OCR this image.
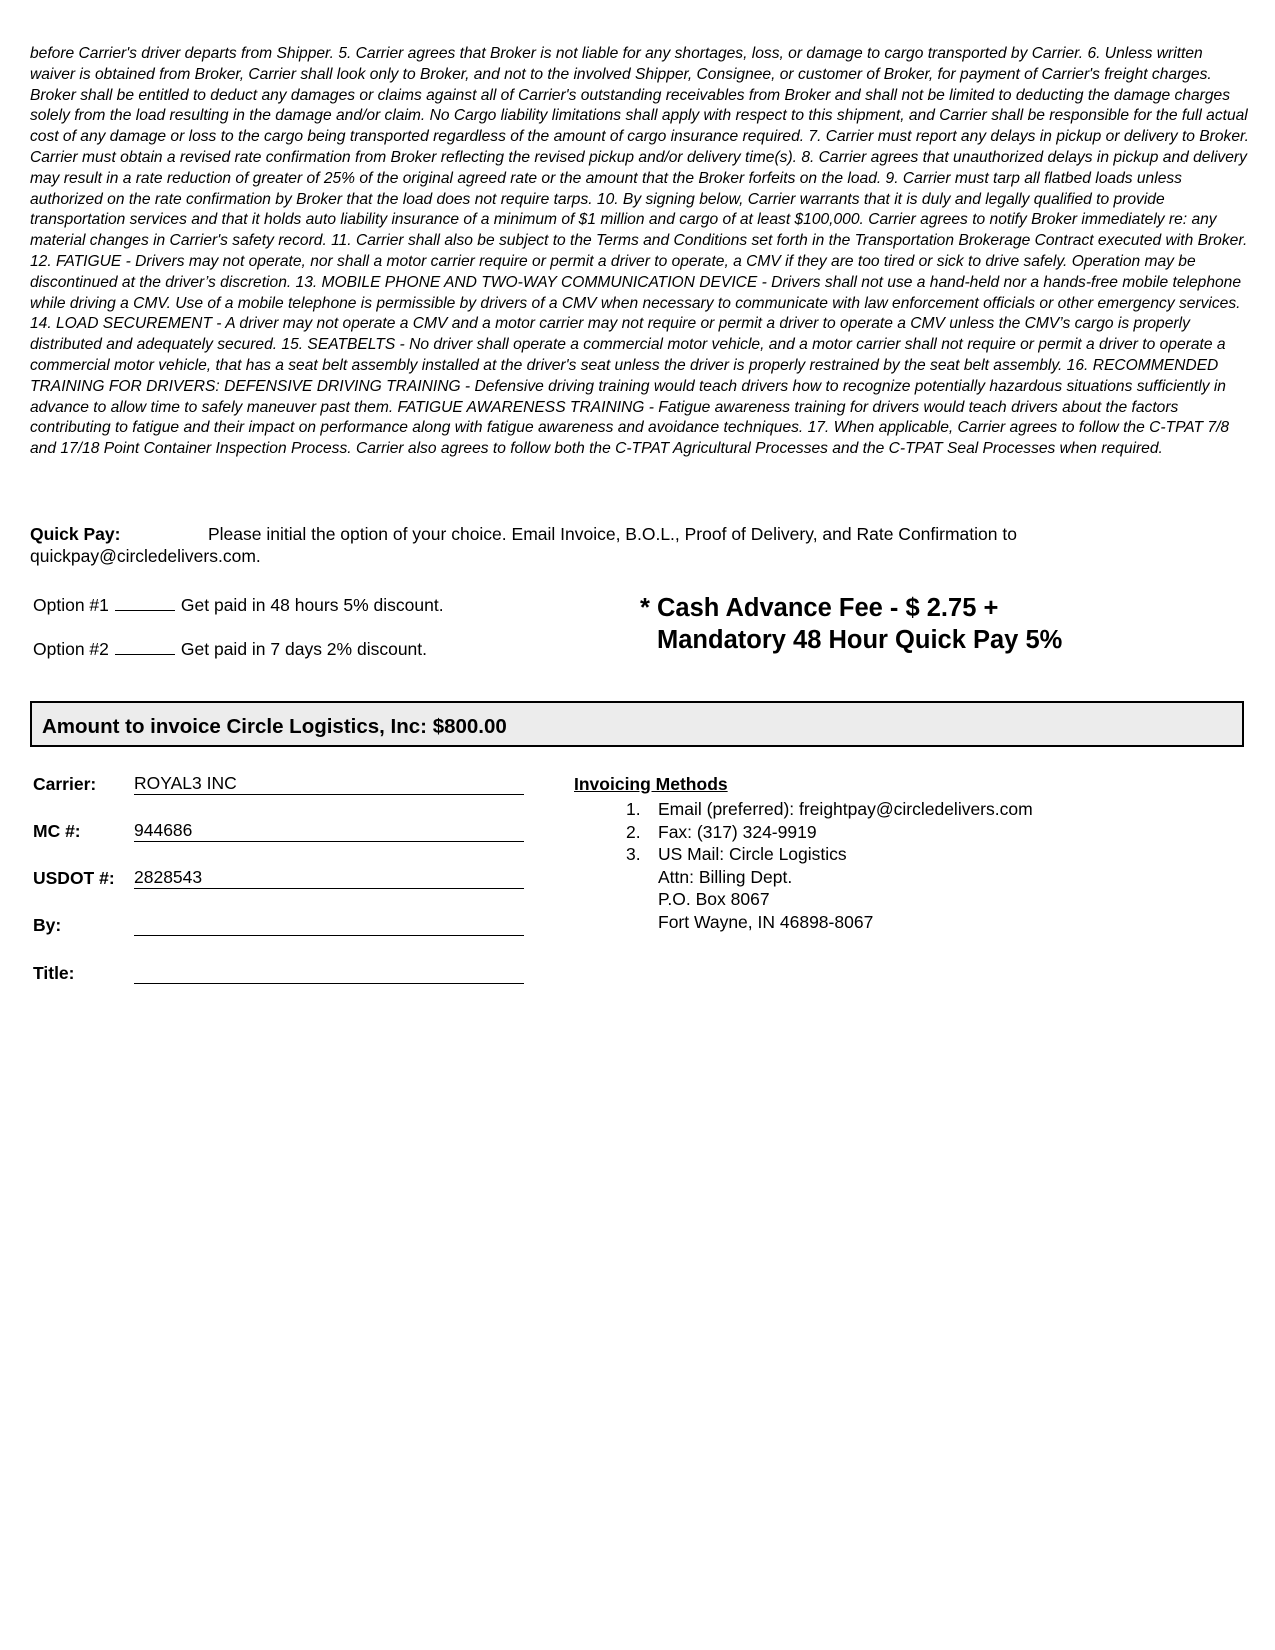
before Carrier's driver departs from Shipper. 5. Carrier agrees that Broker is not liable for any shortages, loss, or damage to cargo transported by Carrier. 6. Unless written waiver is obtained from Broker, Carrier shall look only to Broker, and not to the involved Shipper, Consignee, or customer of Broker, for payment of Carrier's freight charges. Broker shall be entitled to deduct any damages or claims against all of Carrier's outstanding receivables from Broker and shall not be limited to deducting the damage charges solely from the load resulting in the damage and/or claim. No Cargo liability limitations shall apply with respect to this shipment, and Carrier shall be responsible for the full actual cost of any damage or loss to the cargo being transported regardless of the amount of cargo insurance required. 7. Carrier must report any delays in pickup or delivery to Broker. Carrier must obtain a revised rate confirmation from Broker reflecting the revised pickup and/or delivery time(s). 8. Carrier agrees that unauthorized delays in pickup and delivery may result in a rate reduction of greater of 25% of the original agreed rate or the amount that the Broker forfeits on the load. 9. Carrier must tarp all flatbed loads unless authorized on the rate confirmation by Broker that the load does not require tarps. 10. By signing below, Carrier warrants that it is duly and legally qualified to provide transportation services and that it holds auto liability insurance of a minimum of $1 million and cargo of at least $100,000. Carrier agrees to notify Broker immediately re: any material changes in Carrier's safety record. 11. Carrier shall also be subject to the Terms and Conditions set forth in the Transportation Brokerage Contract executed with Broker. 12. FATIGUE - Drivers may not operate, nor shall a motor carrier require or permit a driver to operate, a CMV if they are too tired or sick to drive safely. Operation may be discontinued at the driver’s discretion. 13. MOBILE PHONE AND TWO-WAY COMMUNICATION DEVICE - Drivers shall not use a hand-held nor a hands-free mobile telephone while driving a CMV. Use of a mobile telephone is permissible by drivers of a CMV when necessary to communicate with law enforcement officials or other emergency services. 14. LOAD SECUREMENT - A driver may not operate a CMV and a motor carrier may not require or permit a driver to operate a CMV unless the CMV’s cargo is properly distributed and adequately secured. 15. SEATBELTS - No driver shall operate a commercial motor vehicle, and a motor carrier shall not require or permit a driver to operate a commercial motor vehicle, that has a seat belt assembly installed at the driver's seat unless the driver is properly restrained by the seat belt assembly. 16. RECOMMENDED TRAINING FOR DRIVERS: DEFENSIVE DRIVING TRAINING - Defensive driving training would teach drivers how to recognize potentially hazardous situations sufficiently in advance to allow time to safely maneuver past them. FATIGUE AWARENESS TRAINING - Fatigue awareness training for drivers would teach drivers about the factors contributing to fatigue and their impact on performance along with fatigue awareness and avoidance techniques. 17. When applicable, Carrier agrees to follow the C-TPAT 7/8 and 17/18 Point Container Inspection Process. Carrier also agrees to follow both the C-TPAT Agricultural Processes and the C-TPAT Seal Processes when required.

Quick Pay:	Please initial the option of your choice. Email Invoice, B.O.L., Proof of Delivery, and Rate Confirmation to quickpay@circledelivers.com.
Option #1	Get paid in 48 hours 5% discount.
Option #2	Get paid in 7 days 2% discount.
* Cash Advance Fee - $ 2.75 +
Mandatory 48 Hour Quick Pay 5%
Amount to invoice Circle Logistics, Inc: $800.00
Carrier: ROYAL3 INC
MC #:	944686
USDOT #: 2828543
By:
Title:
Invoicing Methods
1. Email (preferred): freightpay@circledelivers.com
2. Fax: (317) 324-9919
3. US Mail: Circle Logistics
Attn: Billing Dept.
P.O. Box 8067
Fort Wayne, IN 46898-8067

◇ ◇ ◇ ◇ ◇

**Directive**
Select and copy every line of the listing with the word "Logistics".

**Exercise result**
Amount to invoice Circle Logistics, Inc: $800.00
3. US Mail: Circle Logistics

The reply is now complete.